* Rows *
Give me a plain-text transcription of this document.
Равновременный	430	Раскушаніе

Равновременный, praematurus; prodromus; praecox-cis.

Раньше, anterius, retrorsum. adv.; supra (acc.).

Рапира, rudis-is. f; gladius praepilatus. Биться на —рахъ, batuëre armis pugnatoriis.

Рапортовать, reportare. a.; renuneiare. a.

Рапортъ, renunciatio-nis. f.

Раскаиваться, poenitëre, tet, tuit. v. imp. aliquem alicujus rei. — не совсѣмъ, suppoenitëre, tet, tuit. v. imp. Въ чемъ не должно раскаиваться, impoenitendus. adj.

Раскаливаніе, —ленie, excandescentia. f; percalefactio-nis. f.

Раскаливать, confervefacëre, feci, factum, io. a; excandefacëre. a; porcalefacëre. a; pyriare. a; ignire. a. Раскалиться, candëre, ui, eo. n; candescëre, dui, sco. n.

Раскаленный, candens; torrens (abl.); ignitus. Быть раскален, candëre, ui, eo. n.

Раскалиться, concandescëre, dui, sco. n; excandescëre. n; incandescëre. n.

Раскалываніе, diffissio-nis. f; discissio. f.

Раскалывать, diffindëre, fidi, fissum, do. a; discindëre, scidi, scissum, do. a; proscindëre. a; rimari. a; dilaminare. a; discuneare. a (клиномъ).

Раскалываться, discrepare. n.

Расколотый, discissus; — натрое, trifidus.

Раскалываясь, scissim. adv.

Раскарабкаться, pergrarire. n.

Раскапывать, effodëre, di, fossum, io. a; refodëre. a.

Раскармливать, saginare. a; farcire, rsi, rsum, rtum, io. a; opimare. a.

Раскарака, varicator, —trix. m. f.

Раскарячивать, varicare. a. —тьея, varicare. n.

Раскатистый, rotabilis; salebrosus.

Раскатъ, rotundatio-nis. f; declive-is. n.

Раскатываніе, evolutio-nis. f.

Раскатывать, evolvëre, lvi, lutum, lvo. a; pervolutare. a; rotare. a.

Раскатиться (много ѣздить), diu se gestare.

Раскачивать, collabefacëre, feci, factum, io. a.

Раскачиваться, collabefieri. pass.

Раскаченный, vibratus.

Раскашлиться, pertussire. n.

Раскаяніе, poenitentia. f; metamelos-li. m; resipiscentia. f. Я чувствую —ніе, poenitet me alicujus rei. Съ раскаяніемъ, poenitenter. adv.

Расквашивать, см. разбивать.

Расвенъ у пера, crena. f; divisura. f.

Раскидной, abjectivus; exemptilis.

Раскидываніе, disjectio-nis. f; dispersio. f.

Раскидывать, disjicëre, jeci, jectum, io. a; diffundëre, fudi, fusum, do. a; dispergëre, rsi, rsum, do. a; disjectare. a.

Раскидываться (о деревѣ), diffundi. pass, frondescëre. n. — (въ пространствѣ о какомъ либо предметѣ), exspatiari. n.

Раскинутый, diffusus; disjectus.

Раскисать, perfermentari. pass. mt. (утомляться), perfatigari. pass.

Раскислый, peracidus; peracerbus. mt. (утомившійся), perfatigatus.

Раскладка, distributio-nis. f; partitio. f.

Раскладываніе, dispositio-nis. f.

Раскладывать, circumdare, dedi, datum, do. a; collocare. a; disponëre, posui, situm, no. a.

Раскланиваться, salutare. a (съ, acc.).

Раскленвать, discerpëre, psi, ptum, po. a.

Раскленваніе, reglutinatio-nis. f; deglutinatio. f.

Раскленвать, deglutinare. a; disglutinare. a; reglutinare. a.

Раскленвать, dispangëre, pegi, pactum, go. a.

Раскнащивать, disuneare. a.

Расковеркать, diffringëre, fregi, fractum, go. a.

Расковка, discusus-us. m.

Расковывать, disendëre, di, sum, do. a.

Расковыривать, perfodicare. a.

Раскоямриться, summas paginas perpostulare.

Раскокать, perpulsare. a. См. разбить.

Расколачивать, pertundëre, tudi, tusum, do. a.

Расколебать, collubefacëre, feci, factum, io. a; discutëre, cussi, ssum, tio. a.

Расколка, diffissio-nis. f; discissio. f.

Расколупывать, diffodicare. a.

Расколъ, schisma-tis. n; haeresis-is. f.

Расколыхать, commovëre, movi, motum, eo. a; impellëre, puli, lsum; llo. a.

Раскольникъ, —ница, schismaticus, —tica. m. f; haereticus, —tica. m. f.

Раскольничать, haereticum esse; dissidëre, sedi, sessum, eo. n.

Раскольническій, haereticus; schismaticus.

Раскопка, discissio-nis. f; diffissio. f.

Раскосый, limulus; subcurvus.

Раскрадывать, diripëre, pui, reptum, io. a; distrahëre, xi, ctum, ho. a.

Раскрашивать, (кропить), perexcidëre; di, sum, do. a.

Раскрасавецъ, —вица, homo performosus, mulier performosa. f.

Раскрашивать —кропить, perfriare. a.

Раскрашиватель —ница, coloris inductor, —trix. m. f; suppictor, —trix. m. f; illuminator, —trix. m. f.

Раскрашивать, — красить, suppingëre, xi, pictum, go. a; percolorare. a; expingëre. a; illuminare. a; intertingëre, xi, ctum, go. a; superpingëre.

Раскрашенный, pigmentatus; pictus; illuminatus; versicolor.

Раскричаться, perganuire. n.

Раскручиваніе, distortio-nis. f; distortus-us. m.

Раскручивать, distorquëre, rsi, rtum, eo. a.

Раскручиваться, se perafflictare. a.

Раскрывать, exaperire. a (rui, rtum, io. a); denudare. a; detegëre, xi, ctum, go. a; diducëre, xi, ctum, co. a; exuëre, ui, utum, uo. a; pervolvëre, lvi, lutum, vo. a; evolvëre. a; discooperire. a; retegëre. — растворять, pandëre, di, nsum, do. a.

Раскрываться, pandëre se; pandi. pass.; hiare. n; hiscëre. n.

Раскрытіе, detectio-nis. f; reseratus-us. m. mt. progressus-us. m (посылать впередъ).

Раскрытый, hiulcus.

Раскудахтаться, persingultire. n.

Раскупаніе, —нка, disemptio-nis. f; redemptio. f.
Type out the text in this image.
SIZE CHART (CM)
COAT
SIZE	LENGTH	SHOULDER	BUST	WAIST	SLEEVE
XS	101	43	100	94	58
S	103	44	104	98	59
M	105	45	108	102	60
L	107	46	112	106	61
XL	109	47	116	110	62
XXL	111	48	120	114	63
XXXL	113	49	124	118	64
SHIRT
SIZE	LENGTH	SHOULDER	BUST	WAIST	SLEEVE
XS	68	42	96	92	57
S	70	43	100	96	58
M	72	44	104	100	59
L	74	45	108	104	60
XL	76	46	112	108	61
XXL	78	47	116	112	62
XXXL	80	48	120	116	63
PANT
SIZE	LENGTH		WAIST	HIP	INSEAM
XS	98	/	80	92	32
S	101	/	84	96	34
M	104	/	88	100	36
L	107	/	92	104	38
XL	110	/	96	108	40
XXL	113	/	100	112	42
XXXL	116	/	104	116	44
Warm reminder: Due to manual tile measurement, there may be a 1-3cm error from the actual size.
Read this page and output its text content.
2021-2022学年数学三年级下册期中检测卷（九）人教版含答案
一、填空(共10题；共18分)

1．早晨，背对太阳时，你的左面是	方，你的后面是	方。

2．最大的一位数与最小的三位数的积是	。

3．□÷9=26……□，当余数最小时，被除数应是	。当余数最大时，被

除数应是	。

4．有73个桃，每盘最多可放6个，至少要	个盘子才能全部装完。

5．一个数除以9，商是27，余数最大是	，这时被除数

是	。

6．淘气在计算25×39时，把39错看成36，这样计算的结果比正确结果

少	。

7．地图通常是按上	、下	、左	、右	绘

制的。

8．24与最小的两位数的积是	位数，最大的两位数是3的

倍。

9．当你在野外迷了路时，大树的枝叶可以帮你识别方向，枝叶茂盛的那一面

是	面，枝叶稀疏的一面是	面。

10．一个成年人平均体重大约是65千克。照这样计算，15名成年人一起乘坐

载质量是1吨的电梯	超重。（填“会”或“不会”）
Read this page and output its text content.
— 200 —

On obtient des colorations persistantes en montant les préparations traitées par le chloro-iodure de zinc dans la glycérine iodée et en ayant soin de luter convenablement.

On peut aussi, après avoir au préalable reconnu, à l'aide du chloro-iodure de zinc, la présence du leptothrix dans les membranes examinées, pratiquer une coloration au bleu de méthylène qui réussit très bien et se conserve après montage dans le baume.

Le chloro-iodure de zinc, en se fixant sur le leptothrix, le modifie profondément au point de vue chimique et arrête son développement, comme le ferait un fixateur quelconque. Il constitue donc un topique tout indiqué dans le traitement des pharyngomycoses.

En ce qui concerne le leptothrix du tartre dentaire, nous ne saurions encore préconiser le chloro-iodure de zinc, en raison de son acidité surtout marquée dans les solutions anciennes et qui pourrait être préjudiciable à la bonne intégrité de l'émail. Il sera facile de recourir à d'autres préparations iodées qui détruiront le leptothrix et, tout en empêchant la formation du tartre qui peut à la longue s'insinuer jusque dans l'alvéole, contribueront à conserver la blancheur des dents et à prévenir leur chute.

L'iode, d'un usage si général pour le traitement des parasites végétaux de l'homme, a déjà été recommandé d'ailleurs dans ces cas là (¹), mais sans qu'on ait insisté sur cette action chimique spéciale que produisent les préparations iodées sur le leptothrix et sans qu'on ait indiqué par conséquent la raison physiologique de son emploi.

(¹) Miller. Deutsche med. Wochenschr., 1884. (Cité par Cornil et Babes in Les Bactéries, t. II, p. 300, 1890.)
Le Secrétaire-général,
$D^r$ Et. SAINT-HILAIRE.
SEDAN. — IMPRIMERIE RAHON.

* What this task involves *
Gather each line in the entries above where the string "Раскалиться" is found.

* Exercise response *
Раскаливать, confervefacëre, feci, factum, io. a; excandefacëre. a; porcalefacëre. a; pyriare. a; ignire. a. Раскалиться, candëre, ui, eo. n; candescëre, dui, sco. n.
Раскалиться, concandescëre, dui, sco. n; excandescëre. n; incandescëre. n.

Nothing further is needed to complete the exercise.